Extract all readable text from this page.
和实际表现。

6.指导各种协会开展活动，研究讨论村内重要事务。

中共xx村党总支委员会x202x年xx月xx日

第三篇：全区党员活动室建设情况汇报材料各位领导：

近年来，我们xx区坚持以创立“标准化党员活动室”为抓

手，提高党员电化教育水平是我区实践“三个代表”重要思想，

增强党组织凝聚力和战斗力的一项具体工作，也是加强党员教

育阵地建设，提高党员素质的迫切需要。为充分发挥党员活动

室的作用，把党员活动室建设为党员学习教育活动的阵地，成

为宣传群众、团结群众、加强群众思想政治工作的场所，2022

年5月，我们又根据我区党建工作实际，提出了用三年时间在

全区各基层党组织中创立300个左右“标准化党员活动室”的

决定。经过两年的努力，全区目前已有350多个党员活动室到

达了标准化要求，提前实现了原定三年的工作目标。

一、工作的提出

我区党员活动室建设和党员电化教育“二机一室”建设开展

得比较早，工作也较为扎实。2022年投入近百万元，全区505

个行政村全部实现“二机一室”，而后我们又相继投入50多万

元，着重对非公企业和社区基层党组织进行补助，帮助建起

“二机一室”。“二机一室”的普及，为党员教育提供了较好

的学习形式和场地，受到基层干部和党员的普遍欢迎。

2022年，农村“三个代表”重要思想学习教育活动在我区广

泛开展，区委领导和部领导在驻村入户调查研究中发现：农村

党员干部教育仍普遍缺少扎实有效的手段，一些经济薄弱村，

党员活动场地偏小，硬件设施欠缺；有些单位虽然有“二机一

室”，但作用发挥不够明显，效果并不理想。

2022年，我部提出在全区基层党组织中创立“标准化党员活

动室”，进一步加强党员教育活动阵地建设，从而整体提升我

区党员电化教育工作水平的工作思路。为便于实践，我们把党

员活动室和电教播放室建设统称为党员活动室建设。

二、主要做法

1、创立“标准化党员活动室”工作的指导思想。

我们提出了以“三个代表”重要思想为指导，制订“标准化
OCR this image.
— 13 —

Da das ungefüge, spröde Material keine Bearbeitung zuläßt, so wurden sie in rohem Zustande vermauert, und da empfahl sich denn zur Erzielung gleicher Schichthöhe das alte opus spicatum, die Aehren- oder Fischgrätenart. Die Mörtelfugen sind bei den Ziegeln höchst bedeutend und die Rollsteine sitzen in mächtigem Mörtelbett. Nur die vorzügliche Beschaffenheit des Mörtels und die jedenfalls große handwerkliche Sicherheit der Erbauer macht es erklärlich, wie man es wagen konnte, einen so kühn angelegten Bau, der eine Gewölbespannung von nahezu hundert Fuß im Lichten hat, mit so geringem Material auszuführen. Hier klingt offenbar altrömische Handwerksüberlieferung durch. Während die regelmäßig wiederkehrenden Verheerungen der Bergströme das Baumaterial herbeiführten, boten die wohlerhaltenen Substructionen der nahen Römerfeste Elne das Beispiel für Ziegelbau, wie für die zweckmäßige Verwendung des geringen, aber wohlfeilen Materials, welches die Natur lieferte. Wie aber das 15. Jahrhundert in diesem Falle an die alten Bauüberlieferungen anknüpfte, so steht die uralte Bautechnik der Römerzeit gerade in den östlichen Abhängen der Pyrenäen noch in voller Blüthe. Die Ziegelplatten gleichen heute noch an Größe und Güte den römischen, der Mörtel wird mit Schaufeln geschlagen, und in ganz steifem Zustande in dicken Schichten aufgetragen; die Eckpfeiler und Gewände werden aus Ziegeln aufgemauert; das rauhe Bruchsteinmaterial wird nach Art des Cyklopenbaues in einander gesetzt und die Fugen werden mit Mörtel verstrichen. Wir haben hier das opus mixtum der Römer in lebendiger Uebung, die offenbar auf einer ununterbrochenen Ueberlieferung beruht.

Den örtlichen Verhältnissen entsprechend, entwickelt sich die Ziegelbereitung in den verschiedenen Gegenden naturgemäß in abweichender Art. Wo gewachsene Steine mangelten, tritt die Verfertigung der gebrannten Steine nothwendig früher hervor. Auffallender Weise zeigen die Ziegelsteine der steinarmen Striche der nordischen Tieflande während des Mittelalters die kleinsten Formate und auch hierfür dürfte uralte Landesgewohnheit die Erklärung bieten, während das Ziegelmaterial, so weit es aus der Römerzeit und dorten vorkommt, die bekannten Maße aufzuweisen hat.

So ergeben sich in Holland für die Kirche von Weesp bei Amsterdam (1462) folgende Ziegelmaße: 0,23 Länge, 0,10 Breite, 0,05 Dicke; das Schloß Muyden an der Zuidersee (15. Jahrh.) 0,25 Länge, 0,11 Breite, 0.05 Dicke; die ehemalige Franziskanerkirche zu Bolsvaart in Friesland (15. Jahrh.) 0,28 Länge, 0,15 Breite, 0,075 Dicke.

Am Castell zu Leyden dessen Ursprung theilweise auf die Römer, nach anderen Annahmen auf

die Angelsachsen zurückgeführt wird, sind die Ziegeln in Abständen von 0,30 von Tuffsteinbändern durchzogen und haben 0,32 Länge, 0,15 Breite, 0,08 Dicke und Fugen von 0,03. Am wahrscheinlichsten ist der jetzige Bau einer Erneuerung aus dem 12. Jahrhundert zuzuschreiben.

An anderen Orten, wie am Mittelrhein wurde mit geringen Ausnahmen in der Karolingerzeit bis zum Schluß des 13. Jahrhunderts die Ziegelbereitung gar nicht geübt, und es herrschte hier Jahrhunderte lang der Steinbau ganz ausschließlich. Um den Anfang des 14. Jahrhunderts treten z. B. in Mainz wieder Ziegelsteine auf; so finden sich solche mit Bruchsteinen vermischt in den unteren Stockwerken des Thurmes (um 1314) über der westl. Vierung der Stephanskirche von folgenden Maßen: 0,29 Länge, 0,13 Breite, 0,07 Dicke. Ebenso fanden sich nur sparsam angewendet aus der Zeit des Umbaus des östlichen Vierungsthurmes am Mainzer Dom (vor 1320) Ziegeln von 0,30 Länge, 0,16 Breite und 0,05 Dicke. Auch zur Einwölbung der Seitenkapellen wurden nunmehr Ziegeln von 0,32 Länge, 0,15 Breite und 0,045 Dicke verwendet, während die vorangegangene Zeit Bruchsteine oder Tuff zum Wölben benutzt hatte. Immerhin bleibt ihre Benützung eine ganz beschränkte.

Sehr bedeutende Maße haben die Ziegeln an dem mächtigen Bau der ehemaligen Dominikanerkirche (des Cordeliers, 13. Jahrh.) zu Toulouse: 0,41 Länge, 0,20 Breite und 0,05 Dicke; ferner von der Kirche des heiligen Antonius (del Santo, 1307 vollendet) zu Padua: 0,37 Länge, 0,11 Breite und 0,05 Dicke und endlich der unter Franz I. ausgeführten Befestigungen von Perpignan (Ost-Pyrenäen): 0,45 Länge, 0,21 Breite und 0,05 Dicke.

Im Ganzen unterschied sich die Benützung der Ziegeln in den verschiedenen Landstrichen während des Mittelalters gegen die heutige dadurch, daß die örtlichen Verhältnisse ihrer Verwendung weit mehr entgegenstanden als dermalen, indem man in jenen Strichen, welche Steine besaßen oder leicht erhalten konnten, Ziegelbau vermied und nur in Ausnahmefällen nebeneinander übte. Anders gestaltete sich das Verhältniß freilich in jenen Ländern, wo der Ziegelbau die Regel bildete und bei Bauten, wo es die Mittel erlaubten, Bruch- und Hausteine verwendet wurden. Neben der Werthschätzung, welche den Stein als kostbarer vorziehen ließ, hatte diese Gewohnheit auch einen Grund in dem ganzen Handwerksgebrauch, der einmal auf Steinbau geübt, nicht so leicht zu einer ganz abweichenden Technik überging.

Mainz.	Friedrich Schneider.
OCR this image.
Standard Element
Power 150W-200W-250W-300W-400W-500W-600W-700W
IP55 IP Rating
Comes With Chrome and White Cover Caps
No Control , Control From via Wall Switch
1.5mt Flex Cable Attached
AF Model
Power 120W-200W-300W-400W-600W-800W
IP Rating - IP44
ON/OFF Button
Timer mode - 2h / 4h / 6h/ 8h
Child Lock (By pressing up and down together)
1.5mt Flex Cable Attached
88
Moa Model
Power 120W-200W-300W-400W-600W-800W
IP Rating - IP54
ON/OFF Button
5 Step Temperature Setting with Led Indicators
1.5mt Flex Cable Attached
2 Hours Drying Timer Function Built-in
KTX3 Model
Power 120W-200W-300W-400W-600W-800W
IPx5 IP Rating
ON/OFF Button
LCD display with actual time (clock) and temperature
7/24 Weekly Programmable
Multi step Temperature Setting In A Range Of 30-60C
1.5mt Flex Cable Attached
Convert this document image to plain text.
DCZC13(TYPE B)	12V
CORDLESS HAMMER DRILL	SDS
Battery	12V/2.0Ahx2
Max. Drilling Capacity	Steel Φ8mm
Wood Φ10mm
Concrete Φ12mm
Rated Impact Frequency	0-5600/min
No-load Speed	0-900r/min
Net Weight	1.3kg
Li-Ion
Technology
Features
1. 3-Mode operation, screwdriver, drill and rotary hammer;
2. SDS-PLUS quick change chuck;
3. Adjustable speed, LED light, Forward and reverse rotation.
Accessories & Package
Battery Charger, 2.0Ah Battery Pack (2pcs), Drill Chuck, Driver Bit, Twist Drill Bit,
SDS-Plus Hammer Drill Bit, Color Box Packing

*REQUIREMENTS*
Search the listing for the word "text" and return each line that holds it.

*EXERCISE SOLUTION*
Extract all readable text from this page.
Convert this document image to plain text.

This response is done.